## Stated task
In the passage on law and the social structure, what made it necessary to develop a system of social control?

## Excerpted passage
= = = =
Law is however only one part of the overall social structure as there are other social elements
and forces. In addition to law, there are various and diverse social phenomena all of which
form part of the entire social structure for example political institutions, economic and
commercial institutions, religious institutions etcetera. These other institutions or social
phenomena are however not completely free from legal control or influence.
Law plays an important role in the definition of all kinds of social relationships between
individuals and also between groups.
In the early days law as we know today did not exist. The early man was self-sufficient in
his wants. However as time went by need arose for specialisation in production of human
necessaries and this in turn gave rise to social relationships such as trade and others for
example emergency families and other units in the society. As a consequence there arose
conflicts of interest and these necessitated the development of a system of social control for
purposes of preserving the society itself.
= = = =
Element and region listings:
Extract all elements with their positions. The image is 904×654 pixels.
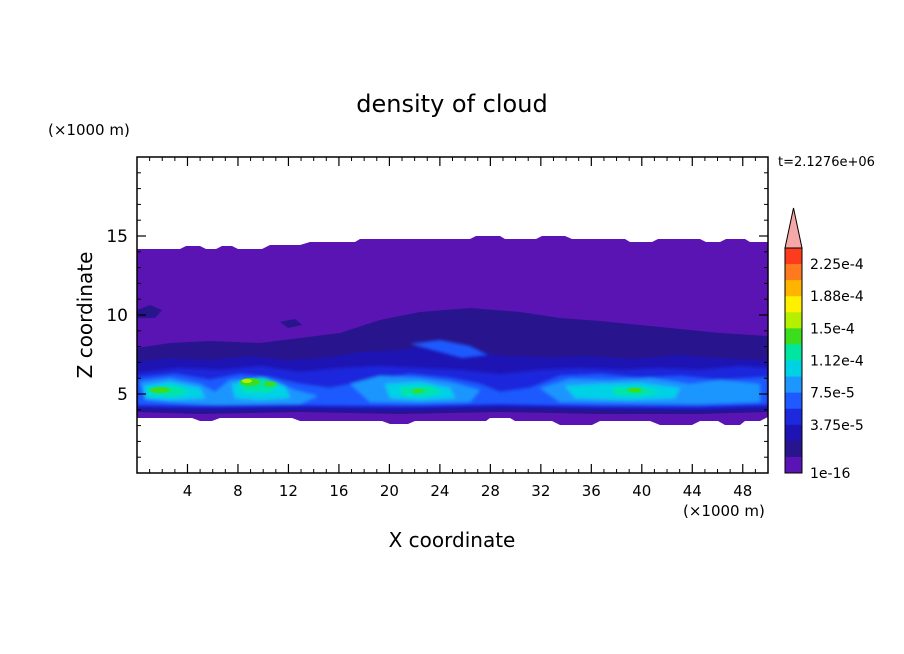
chart-title: density of cloud xyxy=(356,90,547,118)
x-tick-label: 8 xyxy=(233,482,243,500)
x-tick-label: 4 xyxy=(183,482,193,500)
colorbar-frame xyxy=(784,247,803,474)
x-tick-label: 20 xyxy=(380,482,399,500)
colorbar-segment xyxy=(785,248,802,265)
colorbar-segment xyxy=(785,440,802,458)
colorbar-segment xyxy=(785,296,802,313)
x-tick-label: 40 xyxy=(632,482,651,500)
contour-field xyxy=(137,236,768,425)
colorbar-segment xyxy=(785,280,802,297)
colorbar-segment xyxy=(785,376,802,394)
colorbar-segment xyxy=(785,264,802,281)
colorbar-segment xyxy=(785,312,802,329)
x-tick-label: 28 xyxy=(481,482,500,500)
colorbar-label: 1.12e-4 xyxy=(810,354,864,370)
x-axis-ticks: 4 8 12 16 20 24 28 32 36 40 44 48 xyxy=(149,157,756,500)
y-tick-label: 10 xyxy=(106,306,128,326)
y-tick-label: 15 xyxy=(106,227,128,247)
y-tick-label: 5 xyxy=(117,385,128,405)
colorbar-segment xyxy=(785,424,802,442)
y-axis-title: Z coordinate xyxy=(73,252,97,379)
colorbar-segment xyxy=(785,456,802,474)
colorbar: 2.25e-4 1.88e-4 1.5e-4 1.12e-4 7.5e-5 3.75e-5… xyxy=(784,207,864,482)
colorbar-segment xyxy=(785,360,802,378)
colorbar-label: 1.5e-4 xyxy=(810,321,855,337)
y-unit-label: (×1000 m) xyxy=(48,121,130,139)
x-tick-label: 44 xyxy=(683,482,702,500)
x-tick-label: 48 xyxy=(733,482,752,500)
x-axis-title: X coordinate xyxy=(389,528,516,552)
x-tick-label: 32 xyxy=(531,482,550,500)
x-tick-label: 36 xyxy=(582,482,601,500)
x-tick-label: 16 xyxy=(329,482,348,500)
colorbar-segment xyxy=(785,392,802,410)
colorbar-extend-arrow xyxy=(784,207,803,249)
colorbar-segment xyxy=(785,328,802,345)
colorbar-label: 7.5e-5 xyxy=(810,386,855,402)
time-label: t=2.1276e+06 xyxy=(778,155,875,170)
colorbar-segment xyxy=(785,344,802,361)
x-tick-label: 24 xyxy=(430,482,449,500)
colorbar-segment xyxy=(785,408,802,426)
colorbar-label: 2.25e-4 xyxy=(810,257,864,273)
colorbar-label: 1e-16 xyxy=(810,466,850,482)
x-tick-label: 12 xyxy=(279,482,298,500)
colorbar-label: 1.88e-4 xyxy=(810,289,864,305)
y-axis-ticks: 5 10 15 xyxy=(106,172,768,458)
colorbar-label: 3.75e-5 xyxy=(810,418,864,434)
x-unit-label: (×1000 m) xyxy=(683,502,765,520)
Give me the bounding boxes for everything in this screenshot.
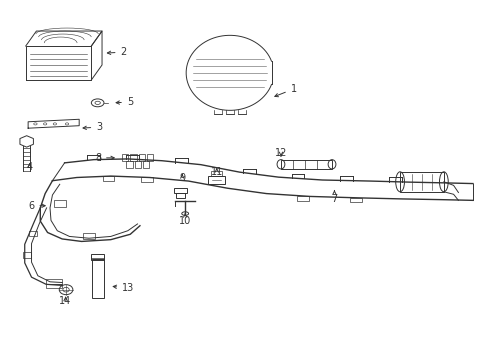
= = = =
## Written solution
Conflicts of interest made it necessary.